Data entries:
============
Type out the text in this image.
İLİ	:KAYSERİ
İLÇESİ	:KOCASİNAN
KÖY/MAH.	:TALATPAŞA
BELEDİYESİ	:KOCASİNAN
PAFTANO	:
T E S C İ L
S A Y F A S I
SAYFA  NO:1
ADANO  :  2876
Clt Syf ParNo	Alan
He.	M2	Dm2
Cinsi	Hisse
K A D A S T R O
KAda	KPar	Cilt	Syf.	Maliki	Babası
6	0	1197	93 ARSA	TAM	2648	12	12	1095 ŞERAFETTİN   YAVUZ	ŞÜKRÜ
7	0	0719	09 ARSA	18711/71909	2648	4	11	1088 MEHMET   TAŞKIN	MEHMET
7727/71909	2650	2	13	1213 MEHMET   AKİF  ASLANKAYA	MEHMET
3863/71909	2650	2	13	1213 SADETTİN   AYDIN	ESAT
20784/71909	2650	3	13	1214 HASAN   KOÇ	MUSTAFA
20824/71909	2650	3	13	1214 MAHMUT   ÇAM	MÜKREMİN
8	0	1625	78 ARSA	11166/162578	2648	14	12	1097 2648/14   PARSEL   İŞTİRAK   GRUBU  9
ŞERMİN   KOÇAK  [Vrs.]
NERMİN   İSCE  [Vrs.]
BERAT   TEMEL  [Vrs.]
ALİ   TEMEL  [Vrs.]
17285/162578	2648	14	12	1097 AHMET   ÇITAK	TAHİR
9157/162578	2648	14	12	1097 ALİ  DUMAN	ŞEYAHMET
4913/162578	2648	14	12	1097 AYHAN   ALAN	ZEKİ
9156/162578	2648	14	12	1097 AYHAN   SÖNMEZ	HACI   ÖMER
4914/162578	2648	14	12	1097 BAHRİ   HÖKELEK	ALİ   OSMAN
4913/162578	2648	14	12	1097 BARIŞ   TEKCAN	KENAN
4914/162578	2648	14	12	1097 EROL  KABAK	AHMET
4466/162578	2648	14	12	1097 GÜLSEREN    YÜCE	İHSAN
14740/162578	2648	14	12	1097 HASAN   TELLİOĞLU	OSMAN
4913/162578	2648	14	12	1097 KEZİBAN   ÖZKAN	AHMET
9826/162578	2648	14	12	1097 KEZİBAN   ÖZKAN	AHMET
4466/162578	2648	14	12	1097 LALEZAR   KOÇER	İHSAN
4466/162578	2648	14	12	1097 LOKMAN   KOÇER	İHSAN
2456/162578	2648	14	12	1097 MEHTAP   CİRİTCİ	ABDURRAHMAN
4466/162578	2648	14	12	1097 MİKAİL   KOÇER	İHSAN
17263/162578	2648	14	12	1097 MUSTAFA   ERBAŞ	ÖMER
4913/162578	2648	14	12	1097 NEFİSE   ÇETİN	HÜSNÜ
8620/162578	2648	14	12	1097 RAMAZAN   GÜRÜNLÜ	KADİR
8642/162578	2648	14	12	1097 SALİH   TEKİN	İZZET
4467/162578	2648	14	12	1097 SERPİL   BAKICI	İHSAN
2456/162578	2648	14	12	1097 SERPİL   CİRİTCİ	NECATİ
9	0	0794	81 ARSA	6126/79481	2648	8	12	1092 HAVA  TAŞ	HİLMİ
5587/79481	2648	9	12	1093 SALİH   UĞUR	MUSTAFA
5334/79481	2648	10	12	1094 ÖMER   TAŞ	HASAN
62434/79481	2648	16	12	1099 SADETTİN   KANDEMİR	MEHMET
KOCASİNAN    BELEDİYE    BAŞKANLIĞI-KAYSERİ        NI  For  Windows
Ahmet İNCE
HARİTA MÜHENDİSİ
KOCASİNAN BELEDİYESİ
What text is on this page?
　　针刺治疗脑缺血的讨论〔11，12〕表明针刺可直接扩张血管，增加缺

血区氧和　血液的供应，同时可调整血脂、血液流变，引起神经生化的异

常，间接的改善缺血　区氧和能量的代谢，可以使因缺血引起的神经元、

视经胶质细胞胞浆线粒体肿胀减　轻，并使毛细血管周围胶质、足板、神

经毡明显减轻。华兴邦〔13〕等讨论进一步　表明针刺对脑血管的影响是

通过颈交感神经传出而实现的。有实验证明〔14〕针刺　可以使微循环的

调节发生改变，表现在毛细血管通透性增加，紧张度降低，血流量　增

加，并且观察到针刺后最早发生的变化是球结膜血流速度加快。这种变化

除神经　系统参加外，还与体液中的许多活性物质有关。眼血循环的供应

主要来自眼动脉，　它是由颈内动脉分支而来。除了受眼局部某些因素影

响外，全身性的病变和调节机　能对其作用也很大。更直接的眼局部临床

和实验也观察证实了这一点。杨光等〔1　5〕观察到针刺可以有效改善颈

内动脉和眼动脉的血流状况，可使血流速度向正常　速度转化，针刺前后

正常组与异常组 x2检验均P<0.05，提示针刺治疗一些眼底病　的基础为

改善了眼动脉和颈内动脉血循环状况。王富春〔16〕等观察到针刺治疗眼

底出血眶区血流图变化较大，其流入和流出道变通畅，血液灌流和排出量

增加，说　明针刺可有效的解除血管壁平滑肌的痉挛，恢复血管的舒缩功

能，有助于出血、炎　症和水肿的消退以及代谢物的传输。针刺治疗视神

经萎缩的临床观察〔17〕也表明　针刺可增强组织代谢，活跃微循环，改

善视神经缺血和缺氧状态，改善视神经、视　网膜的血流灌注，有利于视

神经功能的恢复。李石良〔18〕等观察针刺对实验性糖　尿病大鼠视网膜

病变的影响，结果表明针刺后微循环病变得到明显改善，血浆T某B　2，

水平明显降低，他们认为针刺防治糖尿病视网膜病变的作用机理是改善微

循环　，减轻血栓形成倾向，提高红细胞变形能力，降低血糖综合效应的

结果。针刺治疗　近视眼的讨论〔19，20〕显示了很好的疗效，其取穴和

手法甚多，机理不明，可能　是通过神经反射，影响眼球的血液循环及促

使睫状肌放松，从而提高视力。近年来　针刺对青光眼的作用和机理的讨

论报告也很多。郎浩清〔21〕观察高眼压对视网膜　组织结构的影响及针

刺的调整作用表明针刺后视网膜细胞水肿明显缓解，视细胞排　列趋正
============
> What is asked
Output all of the data above without any alteration.

> Written answer
Type out the text in this image.
İLİ	:KAYSERİ
İLÇESİ	:KOCASİNAN
KÖY/MAH.	:TALATPAŞA
BELEDİYESİ	:KOCASİNAN
PAFTANO	:
T E S C İ L
S A Y F A S I
SAYFA  NO:1
ADANO  :  2876
Clt Syf ParNo	Alan
He.	M2	Dm2
Cinsi	Hisse
K A D A S T R O
KAda	KPar	Cilt	Syf.	Maliki	Babası
6	0	1197	93 ARSA	TAM	2648	12	12	1095 ŞERAFETTİN   YAVUZ	ŞÜKRÜ
7	0	0719	09 ARSA	18711/71909	2648	4	11	1088 MEHMET   TAŞKIN	MEHMET
7727/71909	2650	2	13	1213 MEHMET   AKİF  ASLANKAYA	MEHMET
3863/71909	2650	2	13	1213 SADETTİN   AYDIN	ESAT
20784/71909	2650	3	13	1214 HASAN   KOÇ	MUSTAFA
20824/71909	2650	3	13	1214 MAHMUT   ÇAM	MÜKREMİN
8	0	1625	78 ARSA	11166/162578	2648	14	12	1097 2648/14   PARSEL   İŞTİRAK   GRUBU  9
ŞERMİN   KOÇAK  [Vrs.]
NERMİN   İSCE  [Vrs.]
BERAT   TEMEL  [Vrs.]
ALİ   TEMEL  [Vrs.]
17285/162578	2648	14	12	1097 AHMET   ÇITAK	TAHİR
9157/162578	2648	14	12	1097 ALİ  DUMAN	ŞEYAHMET
4913/162578	2648	14	12	1097 AYHAN   ALAN	ZEKİ
9156/162578	2648	14	12	1097 AYHAN   SÖNMEZ	HACI   ÖMER
4914/162578	2648	14	12	1097 BAHRİ   HÖKELEK	ALİ   OSMAN
4913/162578	2648	14	12	1097 BARIŞ   TEKCAN	KENAN
4914/162578	2648	14	12	1097 EROL  KABAK	AHMET
4466/162578	2648	14	12	1097 GÜLSEREN    YÜCE	İHSAN
14740/162578	2648	14	12	1097 HASAN   TELLİOĞLU	OSMAN
4913/162578	2648	14	12	1097 KEZİBAN   ÖZKAN	AHMET
9826/162578	2648	14	12	1097 KEZİBAN   ÖZKAN	AHMET
4466/162578	2648	14	12	1097 LALEZAR   KOÇER	İHSAN
4466/162578	2648	14	12	1097 LOKMAN   KOÇER	İHSAN
2456/162578	2648	14	12	1097 MEHTAP   CİRİTCİ	ABDURRAHMAN
4466/162578	2648	14	12	1097 MİKAİL   KOÇER	İHSAN
17263/162578	2648	14	12	1097 MUSTAFA   ERBAŞ	ÖMER
4913/162578	2648	14	12	1097 NEFİSE   ÇETİN	HÜSNÜ
8620/162578	2648	14	12	1097 RAMAZAN   GÜRÜNLÜ	KADİR
8642/162578	2648	14	12	1097 SALİH   TEKİN	İZZET
4467/162578	2648	14	12	1097 SERPİL   BAKICI	İHSAN
2456/162578	2648	14	12	1097 SERPİL   CİRİTCİ	NECATİ
9	0	0794	81 ARSA	6126/79481	2648	8	12	1092 HAVA  TAŞ	HİLMİ
5587/79481	2648	9	12	1093 SALİH   UĞUR	MUSTAFA
5334/79481	2648	10	12	1094 ÖMER   TAŞ	HASAN
62434/79481	2648	16	12	1099 SADETTİN   KANDEMİR	MEHMET
KOCASİNAN    BELEDİYE    BAŞKANLIĞI-KAYSERİ        NI  For  Windows
Ahmet İNCE
HARİTA MÜHENDİSİ
KOCASİNAN BELEDİYESİ
What text is on this page?
　　针刺治疗脑缺血的讨论〔11，12〕表明针刺可直接扩张血管，增加缺

血区氧和　血液的供应，同时可调整血脂、血液流变，引起神经生化的异

常，间接的改善缺血　区氧和能量的代谢，可以使因缺血引起的神经元、

视经胶质细胞胞浆线粒体肿胀减　轻，并使毛细血管周围胶质、足板、神

经毡明显减轻。华兴邦〔13〕等讨论进一步　表明针刺对脑血管的影响是

通过颈交感神经传出而实现的。有实验证明〔14〕针刺　可以使微循环的

调节发生改变，表现在毛细血管通透性增加，紧张度降低，血流量　增

加，并且观察到针刺后最早发生的变化是球结膜血流速度加快。这种变化

除神经　系统参加外，还与体液中的许多活性物质有关。眼血循环的供应

主要来自眼动脉，　它是由颈内动脉分支而来。除了受眼局部某些因素影

响外，全身性的病变和调节机　能对其作用也很大。更直接的眼局部临床

和实验也观察证实了这一点。杨光等〔1　5〕观察到针刺可以有效改善颈

内动脉和眼动脉的血流状况，可使血流速度向正常　速度转化，针刺前后

正常组与异常组 x2检验均P<0.05，提示针刺治疗一些眼底病　的基础为

改善了眼动脉和颈内动脉血循环状况。王富春〔16〕等观察到针刺治疗眼

底出血眶区血流图变化较大，其流入和流出道变通畅，血液灌流和排出量

增加，说　明针刺可有效的解除血管壁平滑肌的痉挛，恢复血管的舒缩功

能，有助于出血、炎　症和水肿的消退以及代谢物的传输。针刺治疗视神

经萎缩的临床观察〔17〕也表明　针刺可增强组织代谢，活跃微循环，改

善视神经缺血和缺氧状态，改善视神经、视　网膜的血流灌注，有利于视

神经功能的恢复。李石良〔18〕等观察针刺对实验性糖　尿病大鼠视网膜

病变的影响，结果表明针刺后微循环病变得到明显改善，血浆T某B　2，

水平明显降低，他们认为针刺防治糖尿病视网膜病变的作用机理是改善微

循环　，减轻血栓形成倾向，提高红细胞变形能力，降低血糖综合效应的

结果。针刺治疗　近视眼的讨论〔19，20〕显示了很好的疗效，其取穴和

手法甚多，机理不明，可能　是通过神经反射，影响眼球的血液循环及促

使睫状肌放松，从而提高视力。近年来　针刺对青光眼的作用和机理的讨

论报告也很多。郎浩清〔21〕观察高眼压对视网膜　组织结构的影响及针

刺的调整作用表明针刺后视网膜细胞水肿明显缓解，视细胞排　列趋正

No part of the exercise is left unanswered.